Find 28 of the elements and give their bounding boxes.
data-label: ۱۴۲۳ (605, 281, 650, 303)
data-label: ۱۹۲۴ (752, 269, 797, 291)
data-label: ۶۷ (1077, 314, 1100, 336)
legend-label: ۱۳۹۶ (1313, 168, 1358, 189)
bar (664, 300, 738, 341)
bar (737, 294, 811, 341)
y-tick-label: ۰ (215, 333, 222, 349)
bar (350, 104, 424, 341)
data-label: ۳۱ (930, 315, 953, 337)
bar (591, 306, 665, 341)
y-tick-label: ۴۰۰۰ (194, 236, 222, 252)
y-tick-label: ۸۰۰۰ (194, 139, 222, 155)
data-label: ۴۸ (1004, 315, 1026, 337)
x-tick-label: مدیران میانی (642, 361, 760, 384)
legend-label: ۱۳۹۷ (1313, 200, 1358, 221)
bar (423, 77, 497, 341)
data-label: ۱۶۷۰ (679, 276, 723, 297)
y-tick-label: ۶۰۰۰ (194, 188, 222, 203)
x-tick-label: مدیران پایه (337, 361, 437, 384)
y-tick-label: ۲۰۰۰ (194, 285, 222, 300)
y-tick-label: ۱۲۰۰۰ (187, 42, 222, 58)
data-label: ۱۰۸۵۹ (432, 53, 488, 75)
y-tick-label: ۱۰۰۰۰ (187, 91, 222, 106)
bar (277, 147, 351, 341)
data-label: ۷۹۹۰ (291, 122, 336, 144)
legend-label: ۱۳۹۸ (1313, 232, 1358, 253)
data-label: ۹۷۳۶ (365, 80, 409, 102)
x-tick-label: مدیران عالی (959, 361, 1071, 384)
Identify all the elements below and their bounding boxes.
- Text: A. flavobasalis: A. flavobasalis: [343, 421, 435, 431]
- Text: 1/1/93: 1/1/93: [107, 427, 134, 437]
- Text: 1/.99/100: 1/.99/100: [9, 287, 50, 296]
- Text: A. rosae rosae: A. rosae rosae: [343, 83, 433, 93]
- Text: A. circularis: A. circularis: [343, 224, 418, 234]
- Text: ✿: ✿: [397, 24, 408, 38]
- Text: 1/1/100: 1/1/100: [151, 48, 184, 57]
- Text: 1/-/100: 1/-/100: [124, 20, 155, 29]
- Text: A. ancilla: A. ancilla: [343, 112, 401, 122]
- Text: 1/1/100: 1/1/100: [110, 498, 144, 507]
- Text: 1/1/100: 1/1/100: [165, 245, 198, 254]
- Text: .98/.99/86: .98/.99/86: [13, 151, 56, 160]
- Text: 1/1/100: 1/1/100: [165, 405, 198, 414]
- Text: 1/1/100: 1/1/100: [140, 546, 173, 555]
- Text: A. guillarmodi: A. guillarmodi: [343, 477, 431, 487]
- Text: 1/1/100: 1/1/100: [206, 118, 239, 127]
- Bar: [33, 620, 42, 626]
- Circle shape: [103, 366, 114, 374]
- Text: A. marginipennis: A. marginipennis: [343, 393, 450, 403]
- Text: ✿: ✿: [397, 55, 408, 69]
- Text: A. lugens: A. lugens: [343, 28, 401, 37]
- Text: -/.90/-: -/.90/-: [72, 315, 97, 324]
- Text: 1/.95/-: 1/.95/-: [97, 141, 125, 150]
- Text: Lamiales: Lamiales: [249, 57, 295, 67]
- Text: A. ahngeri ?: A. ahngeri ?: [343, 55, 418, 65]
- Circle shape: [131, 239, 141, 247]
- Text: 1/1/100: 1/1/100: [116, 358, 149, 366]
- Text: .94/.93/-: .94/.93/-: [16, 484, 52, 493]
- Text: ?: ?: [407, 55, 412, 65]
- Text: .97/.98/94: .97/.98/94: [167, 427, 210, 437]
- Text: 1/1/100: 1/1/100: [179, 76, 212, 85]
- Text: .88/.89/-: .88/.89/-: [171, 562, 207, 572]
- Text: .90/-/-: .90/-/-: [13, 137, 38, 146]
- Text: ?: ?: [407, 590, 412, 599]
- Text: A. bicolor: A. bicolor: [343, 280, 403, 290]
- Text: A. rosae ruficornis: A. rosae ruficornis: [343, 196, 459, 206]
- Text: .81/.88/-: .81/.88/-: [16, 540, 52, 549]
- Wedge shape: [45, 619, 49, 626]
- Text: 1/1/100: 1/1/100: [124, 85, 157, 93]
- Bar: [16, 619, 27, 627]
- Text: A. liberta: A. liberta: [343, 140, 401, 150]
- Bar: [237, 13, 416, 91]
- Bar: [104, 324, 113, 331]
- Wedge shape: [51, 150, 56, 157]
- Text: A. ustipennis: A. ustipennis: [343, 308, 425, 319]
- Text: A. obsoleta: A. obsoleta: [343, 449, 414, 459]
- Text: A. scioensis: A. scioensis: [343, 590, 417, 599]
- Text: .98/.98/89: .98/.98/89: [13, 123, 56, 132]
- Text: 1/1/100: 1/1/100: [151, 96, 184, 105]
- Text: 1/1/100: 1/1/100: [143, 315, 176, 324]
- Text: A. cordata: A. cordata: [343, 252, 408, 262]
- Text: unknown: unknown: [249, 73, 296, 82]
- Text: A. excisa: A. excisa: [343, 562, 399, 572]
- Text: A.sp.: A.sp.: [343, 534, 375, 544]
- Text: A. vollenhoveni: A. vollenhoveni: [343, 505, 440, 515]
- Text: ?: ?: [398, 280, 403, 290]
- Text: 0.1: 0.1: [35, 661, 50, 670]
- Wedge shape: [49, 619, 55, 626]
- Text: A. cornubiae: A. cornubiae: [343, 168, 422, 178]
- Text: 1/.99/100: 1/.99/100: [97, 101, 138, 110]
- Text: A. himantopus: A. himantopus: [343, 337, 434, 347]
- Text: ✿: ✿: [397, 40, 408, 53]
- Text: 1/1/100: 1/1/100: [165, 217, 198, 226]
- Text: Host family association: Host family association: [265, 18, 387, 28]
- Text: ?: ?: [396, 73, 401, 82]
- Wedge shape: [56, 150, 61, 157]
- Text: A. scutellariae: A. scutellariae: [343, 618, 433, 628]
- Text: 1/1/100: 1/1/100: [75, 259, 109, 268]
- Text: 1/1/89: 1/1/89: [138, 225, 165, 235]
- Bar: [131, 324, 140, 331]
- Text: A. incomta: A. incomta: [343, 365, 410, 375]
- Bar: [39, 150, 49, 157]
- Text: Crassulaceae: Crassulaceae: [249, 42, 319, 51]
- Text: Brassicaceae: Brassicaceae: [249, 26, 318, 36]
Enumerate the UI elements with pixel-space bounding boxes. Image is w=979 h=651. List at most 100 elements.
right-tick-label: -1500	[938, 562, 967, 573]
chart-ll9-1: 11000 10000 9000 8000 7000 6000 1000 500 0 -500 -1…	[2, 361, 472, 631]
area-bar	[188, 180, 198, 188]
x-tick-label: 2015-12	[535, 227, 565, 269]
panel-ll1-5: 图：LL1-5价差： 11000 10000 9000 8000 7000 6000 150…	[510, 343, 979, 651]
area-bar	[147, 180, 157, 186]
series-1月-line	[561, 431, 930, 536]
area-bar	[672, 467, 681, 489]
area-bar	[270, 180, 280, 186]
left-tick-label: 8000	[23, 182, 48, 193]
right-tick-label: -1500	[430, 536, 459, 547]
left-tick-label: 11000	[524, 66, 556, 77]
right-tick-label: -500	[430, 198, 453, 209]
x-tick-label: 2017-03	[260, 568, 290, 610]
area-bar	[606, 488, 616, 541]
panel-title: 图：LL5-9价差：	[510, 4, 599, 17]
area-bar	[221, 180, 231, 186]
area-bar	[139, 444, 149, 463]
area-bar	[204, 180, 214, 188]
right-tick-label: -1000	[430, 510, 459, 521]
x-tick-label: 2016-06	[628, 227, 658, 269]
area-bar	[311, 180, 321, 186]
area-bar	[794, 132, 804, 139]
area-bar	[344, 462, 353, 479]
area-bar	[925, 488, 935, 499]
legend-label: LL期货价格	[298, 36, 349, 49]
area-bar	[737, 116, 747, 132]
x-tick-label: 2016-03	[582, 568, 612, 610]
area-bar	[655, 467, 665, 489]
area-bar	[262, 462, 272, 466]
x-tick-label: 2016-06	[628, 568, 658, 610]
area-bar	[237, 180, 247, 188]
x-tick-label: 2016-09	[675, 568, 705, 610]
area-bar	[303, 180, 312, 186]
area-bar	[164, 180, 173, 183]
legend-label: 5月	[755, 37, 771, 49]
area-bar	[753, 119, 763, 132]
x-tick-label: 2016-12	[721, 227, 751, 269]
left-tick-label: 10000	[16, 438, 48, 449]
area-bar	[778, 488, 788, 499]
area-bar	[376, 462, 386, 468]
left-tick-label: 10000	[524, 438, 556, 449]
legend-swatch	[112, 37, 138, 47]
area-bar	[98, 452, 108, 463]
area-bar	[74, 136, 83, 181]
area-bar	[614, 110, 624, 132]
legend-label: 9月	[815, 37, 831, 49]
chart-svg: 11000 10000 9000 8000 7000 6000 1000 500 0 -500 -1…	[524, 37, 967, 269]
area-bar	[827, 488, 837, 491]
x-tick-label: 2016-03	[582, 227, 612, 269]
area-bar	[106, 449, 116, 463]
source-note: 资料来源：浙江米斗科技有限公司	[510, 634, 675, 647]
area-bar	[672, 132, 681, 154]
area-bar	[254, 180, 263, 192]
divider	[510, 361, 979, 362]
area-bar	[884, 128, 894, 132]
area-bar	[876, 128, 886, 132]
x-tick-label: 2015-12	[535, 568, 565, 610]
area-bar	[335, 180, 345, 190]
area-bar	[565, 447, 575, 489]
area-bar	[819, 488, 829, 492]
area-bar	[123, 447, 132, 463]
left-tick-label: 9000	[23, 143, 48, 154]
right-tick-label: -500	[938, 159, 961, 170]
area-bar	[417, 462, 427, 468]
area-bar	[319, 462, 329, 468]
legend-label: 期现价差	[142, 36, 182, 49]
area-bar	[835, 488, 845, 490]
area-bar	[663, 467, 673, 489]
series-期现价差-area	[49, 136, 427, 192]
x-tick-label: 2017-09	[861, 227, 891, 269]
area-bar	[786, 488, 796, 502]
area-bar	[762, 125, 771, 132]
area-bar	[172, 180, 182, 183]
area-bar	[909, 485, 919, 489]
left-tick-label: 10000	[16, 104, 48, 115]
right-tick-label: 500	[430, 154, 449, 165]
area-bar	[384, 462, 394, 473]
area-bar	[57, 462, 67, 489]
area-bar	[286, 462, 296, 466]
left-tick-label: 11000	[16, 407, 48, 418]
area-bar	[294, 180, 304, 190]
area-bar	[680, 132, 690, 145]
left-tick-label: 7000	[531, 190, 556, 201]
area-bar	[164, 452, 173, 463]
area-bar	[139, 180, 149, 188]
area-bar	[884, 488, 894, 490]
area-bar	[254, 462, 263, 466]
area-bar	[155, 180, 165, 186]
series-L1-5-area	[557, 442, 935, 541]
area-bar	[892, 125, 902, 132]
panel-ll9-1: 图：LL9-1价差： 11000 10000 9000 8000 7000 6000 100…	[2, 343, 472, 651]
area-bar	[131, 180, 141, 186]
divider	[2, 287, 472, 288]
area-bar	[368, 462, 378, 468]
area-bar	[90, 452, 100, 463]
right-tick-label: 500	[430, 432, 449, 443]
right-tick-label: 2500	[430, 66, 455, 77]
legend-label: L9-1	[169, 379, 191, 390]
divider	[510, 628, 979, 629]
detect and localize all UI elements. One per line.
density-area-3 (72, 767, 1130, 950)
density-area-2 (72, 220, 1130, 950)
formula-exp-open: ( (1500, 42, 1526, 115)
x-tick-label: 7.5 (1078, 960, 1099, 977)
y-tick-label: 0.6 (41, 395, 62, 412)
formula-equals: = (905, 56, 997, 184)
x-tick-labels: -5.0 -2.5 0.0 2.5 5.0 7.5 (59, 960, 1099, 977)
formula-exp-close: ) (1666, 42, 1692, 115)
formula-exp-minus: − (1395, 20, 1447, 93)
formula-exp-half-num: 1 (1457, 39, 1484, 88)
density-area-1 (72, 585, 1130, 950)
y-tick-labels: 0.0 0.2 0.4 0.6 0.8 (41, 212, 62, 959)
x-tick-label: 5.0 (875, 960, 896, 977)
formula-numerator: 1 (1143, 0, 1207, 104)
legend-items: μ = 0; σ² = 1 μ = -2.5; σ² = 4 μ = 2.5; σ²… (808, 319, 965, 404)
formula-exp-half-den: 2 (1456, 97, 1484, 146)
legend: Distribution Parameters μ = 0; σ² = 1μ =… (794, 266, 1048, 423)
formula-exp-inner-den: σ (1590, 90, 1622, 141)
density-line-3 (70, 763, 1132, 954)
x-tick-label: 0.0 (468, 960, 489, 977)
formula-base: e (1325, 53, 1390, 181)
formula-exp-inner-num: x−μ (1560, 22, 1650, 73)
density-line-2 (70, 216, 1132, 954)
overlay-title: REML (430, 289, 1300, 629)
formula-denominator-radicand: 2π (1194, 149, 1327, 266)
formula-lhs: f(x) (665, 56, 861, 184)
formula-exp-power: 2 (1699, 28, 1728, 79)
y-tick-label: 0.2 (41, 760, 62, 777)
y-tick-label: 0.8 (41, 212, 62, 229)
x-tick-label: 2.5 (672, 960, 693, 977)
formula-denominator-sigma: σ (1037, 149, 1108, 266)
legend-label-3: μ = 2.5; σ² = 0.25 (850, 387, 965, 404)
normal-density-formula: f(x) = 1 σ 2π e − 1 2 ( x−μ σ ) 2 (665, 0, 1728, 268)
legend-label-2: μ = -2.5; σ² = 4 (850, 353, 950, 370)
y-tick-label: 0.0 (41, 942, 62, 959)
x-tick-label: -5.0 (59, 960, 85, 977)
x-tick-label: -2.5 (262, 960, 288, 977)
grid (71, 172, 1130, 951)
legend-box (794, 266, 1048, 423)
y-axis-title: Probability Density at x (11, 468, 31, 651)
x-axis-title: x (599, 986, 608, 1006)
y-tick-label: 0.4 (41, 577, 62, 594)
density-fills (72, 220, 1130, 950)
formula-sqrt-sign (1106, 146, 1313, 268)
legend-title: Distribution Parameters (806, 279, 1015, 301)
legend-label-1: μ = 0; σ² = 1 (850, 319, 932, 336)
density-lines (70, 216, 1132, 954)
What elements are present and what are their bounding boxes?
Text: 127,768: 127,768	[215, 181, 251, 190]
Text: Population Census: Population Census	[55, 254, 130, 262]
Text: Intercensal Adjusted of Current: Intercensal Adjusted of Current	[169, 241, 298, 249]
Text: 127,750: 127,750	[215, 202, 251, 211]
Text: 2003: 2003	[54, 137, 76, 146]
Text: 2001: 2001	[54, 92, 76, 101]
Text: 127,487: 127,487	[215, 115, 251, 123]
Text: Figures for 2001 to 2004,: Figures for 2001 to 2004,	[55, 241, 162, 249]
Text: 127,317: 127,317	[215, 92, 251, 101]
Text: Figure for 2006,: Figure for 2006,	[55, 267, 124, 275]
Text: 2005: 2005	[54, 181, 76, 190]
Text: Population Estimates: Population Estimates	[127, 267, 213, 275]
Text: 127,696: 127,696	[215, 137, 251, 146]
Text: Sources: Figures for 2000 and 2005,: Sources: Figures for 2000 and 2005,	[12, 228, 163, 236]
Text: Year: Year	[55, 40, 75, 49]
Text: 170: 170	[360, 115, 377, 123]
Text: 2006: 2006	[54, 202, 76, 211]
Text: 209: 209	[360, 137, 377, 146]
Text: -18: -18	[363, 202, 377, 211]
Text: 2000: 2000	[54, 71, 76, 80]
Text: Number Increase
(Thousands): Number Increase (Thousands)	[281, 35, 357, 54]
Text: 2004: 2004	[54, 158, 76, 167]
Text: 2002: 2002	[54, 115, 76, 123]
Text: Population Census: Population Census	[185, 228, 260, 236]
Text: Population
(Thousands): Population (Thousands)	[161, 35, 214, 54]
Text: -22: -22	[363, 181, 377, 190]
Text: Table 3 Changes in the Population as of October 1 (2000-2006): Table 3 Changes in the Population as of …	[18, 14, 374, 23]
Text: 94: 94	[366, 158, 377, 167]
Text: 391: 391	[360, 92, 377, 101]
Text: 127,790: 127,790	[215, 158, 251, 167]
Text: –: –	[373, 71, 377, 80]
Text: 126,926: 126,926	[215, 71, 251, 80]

=-=-=-=-=

Work required
Please edit the records from their first line through the line containing "bar (591, 306, 665, 341)", replacing "data-label" with "value-label" and leaving everything else unchanged. Give only those lines.

Solution to this task
Find 28 of the elements and give their bounding boxes.
value-label: ۱۴۲۳ (605, 281, 650, 303)
value-label: ۱۹۲۴ (752, 269, 797, 291)
value-label: ۶۷ (1077, 314, 1100, 336)
legend-label: ۱۳۹۶ (1313, 168, 1358, 189)
bar (664, 300, 738, 341)
bar (737, 294, 811, 341)
y-tick-label: ۰ (215, 333, 222, 349)
bar (350, 104, 424, 341)
value-label: ۳۱ (930, 315, 953, 337)
bar (591, 306, 665, 341)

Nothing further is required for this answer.